**DIRECTIVE**
Reproduce all of the material exactly as shown.

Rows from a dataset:
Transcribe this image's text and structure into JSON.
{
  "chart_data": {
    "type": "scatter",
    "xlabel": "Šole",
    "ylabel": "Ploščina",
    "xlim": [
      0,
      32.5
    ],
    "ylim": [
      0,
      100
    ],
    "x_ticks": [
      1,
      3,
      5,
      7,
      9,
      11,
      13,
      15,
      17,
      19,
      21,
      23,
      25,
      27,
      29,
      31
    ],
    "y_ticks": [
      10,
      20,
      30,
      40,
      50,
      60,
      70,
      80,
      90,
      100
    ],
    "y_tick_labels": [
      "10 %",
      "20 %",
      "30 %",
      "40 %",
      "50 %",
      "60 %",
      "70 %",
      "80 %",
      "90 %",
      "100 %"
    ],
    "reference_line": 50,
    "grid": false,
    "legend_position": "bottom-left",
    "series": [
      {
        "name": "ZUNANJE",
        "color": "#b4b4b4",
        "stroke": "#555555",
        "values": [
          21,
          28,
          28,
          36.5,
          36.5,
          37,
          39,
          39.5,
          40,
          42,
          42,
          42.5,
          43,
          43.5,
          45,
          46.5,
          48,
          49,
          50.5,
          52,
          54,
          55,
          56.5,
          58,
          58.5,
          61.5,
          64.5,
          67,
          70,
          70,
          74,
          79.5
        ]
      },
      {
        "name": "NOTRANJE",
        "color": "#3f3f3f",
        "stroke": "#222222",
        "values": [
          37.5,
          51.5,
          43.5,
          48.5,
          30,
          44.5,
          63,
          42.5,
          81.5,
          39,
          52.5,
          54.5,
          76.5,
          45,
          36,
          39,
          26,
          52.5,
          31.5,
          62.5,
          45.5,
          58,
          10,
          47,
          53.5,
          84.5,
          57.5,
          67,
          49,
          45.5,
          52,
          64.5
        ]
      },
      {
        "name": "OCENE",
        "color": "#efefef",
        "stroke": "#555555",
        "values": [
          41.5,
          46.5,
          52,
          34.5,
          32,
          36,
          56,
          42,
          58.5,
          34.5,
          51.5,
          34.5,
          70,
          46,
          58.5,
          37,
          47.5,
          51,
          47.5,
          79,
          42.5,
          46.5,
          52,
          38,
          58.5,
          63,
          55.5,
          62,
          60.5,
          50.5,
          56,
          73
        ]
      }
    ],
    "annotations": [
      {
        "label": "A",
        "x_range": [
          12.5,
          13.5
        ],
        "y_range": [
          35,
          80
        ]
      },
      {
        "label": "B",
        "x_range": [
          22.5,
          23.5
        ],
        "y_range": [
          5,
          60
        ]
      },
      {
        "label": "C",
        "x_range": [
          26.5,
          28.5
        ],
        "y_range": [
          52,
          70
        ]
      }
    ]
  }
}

**RESULT OF THE EXERCISE**
Transcribe this image's text and structure into JSON.
{
  "chart_data": {
    "type": "scatter",
    "xlabel": "Šole",
    "ylabel": "Ploščina",
    "xlim": [
      0,
      32.5
    ],
    "ylim": [
      0,
      100
    ],
    "x_ticks": [
      1,
      3,
      5,
      7,
      9,
      11,
      13,
      15,
      17,
      19,
      21,
      23,
      25,
      27,
      29,
      31
    ],
    "y_ticks": [
      10,
      20,
      30,
      40,
      50,
      60,
      70,
      80,
      90,
      100
    ],
    "y_tick_labels": [
      "10 %",
      "20 %",
      "30 %",
      "40 %",
      "50 %",
      "60 %",
      "70 %",
      "80 %",
      "90 %",
      "100 %"
    ],
    "reference_line": 50,
    "grid": false,
    "legend_position": "bottom-left",
    "series": [
      {
        "name": "ZUNANJE",
        "color": "#b4b4b4",
        "stroke": "#555555",
        "values": [
          21,
          28,
          28,
          36.5,
          36.5,
          37,
          39,
          39.5,
          40,
          42,
          42,
          42.5,
          43,
          43.5,
          45,
          46.5,
          48,
          49,
          50.5,
          52,
          54,
          55,
          56.5,
          58,
          58.5,
          61.5,
          64.5,
          67,
          70,
          70,
          74,
          79.5
        ]
      },
      {
        "name": "NOTRANJE",
        "color": "#3f3f3f",
        "stroke": "#222222",
        "values": [
          37.5,
          51.5,
          43.5,
          48.5,
          30,
          44.5,
          63,
          42.5,
          81.5,
          39,
          52.5,
          54.5,
          76.5,
          45,
          36,
          39,
          26,
          52.5,
          31.5,
          62.5,
          45.5,
          58,
          10,
          47,
          53.5,
          84.5,
          57.5,
          67,
          49,
          45.5,
          52,
          64.5
        ]
      },
      {
        "name": "OCENE",
        "color": "#efefef",
        "stroke": "#555555",
        "values": [
          41.5,
          46.5,
          52,
          34.5,
          32,
          36,
          56,
          42,
          58.5,
          34.5,
          51.5,
          34.5,
          70,
          46,
          58.5,
          37,
          47.5,
          51,
          47.5,
          79,
          42.5,
          46.5,
          52,
          38,
          58.5,
          63,
          55.5,
          62,
          60.5,
          50.5,
          56,
          73
        ]
      }
    ],
    "annotations": [
      {
        "label": "A",
        "x_range": [
          12.5,
          13.5
        ],
        "y_range": [
          35,
          80
        ]
      },
      {
        "label": "B",
        "x_range": [
          22.5,
          23.5
        ],
        "y_range": [
          5,
          60
        ]
      },
      {
        "label": "C",
        "x_range": [
          26.5,
          28.5
        ],
        "y_range": [
          52,
          70
        ]
      }
    ]
  }
}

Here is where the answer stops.